__Task statement__.
Pick out each line below containing "name".

__Data listing__.
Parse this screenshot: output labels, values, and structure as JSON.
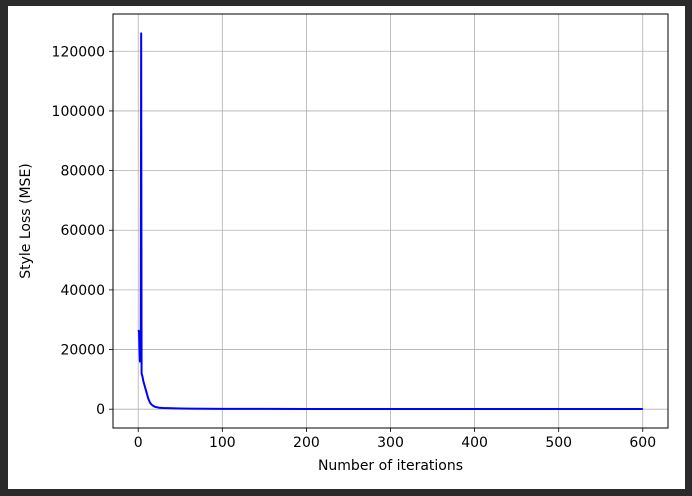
{
  "chart_data": {
    "type": "line",
    "title": "",
    "xlabel": "Number of iterations",
    "ylabel": "Style Loss (MSE)",
    "xlim": [
      -30,
      630
    ],
    "ylim": [
      -6300,
      132500
    ],
    "xticks": [
      0,
      100,
      200,
      300,
      400,
      500,
      600
    ],
    "xtick_labels": [
      "0",
      "100",
      "200",
      "300",
      "400",
      "500",
      "600"
    ],
    "yticks": [
      0,
      20000,
      40000,
      60000,
      80000,
      100000,
      120000
    ],
    "ytick_labels": [
      "0",
      "20000",
      "40000",
      "60000",
      "80000",
      "100000",
      "120000"
    ],
    "grid": true,
    "legend": "none",
    "series": [
      {
        "color": "#0000ff",
        "x": [
          0,
          1,
          2,
          2.5,
          3,
          3.5,
          4,
          5,
          6,
          8,
          10,
          12,
          14,
          16,
          18,
          20,
          25,
          30,
          40,
          50,
          60,
          80,
          100,
          150,
          200,
          300,
          400,
          500,
          600
        ],
        "y": [
          26500,
          26000,
          16000,
          16000,
          26000,
          126000,
          12000,
          11000,
          9500,
          7500,
          5500,
          3500,
          2200,
          1500,
          1100,
          800,
          500,
          400,
          300,
          250,
          200,
          150,
          120,
          100,
          90,
          80,
          70,
          60,
          55
        ]
      }
    ]
  }
}
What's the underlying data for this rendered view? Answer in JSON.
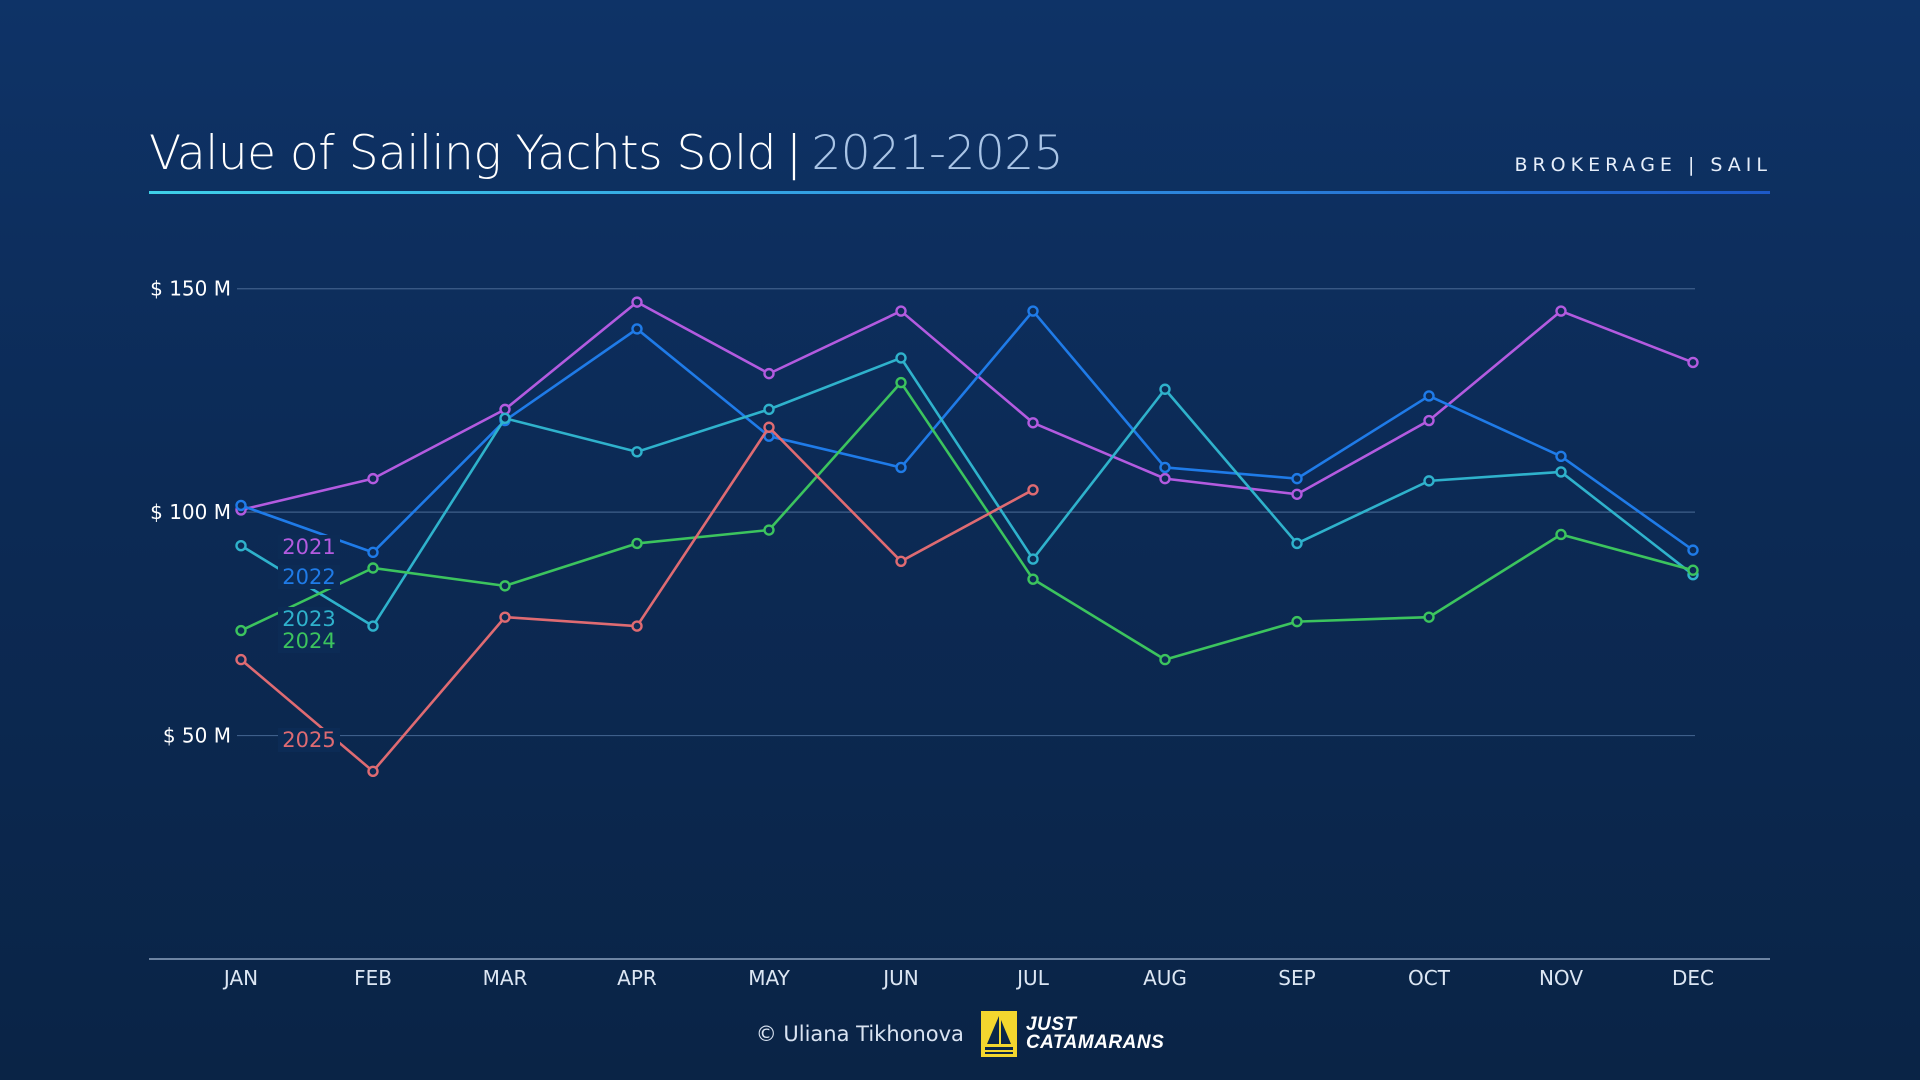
{
  "header": {
    "title_main": "Value of Sailing Yachts Sold",
    "title_sep": "|",
    "title_years": "2021-2025",
    "kicker": "BROKERAGE | SAIL"
  },
  "footer": {
    "credit": "© Uliana Tikhonova",
    "logo_line1": "JUST",
    "logo_line2": "CATAMARANS"
  },
  "chart_data": {
    "type": "line",
    "title": "Value of Sailing Yachts Sold | 2021-2025",
    "categories": [
      "JAN",
      "FEB",
      "MAR",
      "APR",
      "MAY",
      "JUN",
      "JUL",
      "AUG",
      "SEP",
      "OCT",
      "NOV",
      "DEC"
    ],
    "ylim": [
      0,
      175
    ],
    "y_ticks": [
      {
        "value": 50,
        "label": "$ 50 M"
      },
      {
        "value": 100,
        "label": "$ 100 M"
      },
      {
        "value": 150,
        "label": "$ 150 M"
      }
    ],
    "grid": true,
    "legend": "inline labels at series start",
    "series": [
      {
        "name": "2021",
        "color": "#b35be0",
        "values": [
          100.5,
          107.5,
          123,
          147,
          131,
          145,
          120,
          107.5,
          104,
          120.5,
          145,
          133.5
        ]
      },
      {
        "name": "2022",
        "color": "#1f7be8",
        "values": [
          101.5,
          91,
          120.5,
          141,
          117,
          110,
          145,
          110,
          107.5,
          126,
          112.5,
          91.5
        ]
      },
      {
        "name": "2023",
        "color": "#2fb2cc",
        "values": [
          92.5,
          74.5,
          121,
          113.5,
          123,
          134.5,
          89.5,
          127.5,
          93,
          107,
          109,
          86
        ]
      },
      {
        "name": "2024",
        "color": "#3cc45e",
        "values": [
          73.5,
          87.5,
          83.5,
          93,
          96,
          129,
          85,
          67,
          75.5,
          76.5,
          95,
          87
        ]
      },
      {
        "name": "2025",
        "color": "#df6b72",
        "values": [
          67,
          42,
          76.5,
          74.5,
          119,
          89,
          105,
          null,
          null,
          null,
          null,
          null
        ]
      }
    ]
  },
  "colors": {
    "background_top": "#0e3367",
    "background_bottom": "#0a2446",
    "accent_cyan": "#3fd0e8",
    "logo_yellow": "#f3d62e"
  }
}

__Result__.
        "name": "2021",
        "name": "2022",
        "name": "2023",
        "name": "2024",
        "name": "2025",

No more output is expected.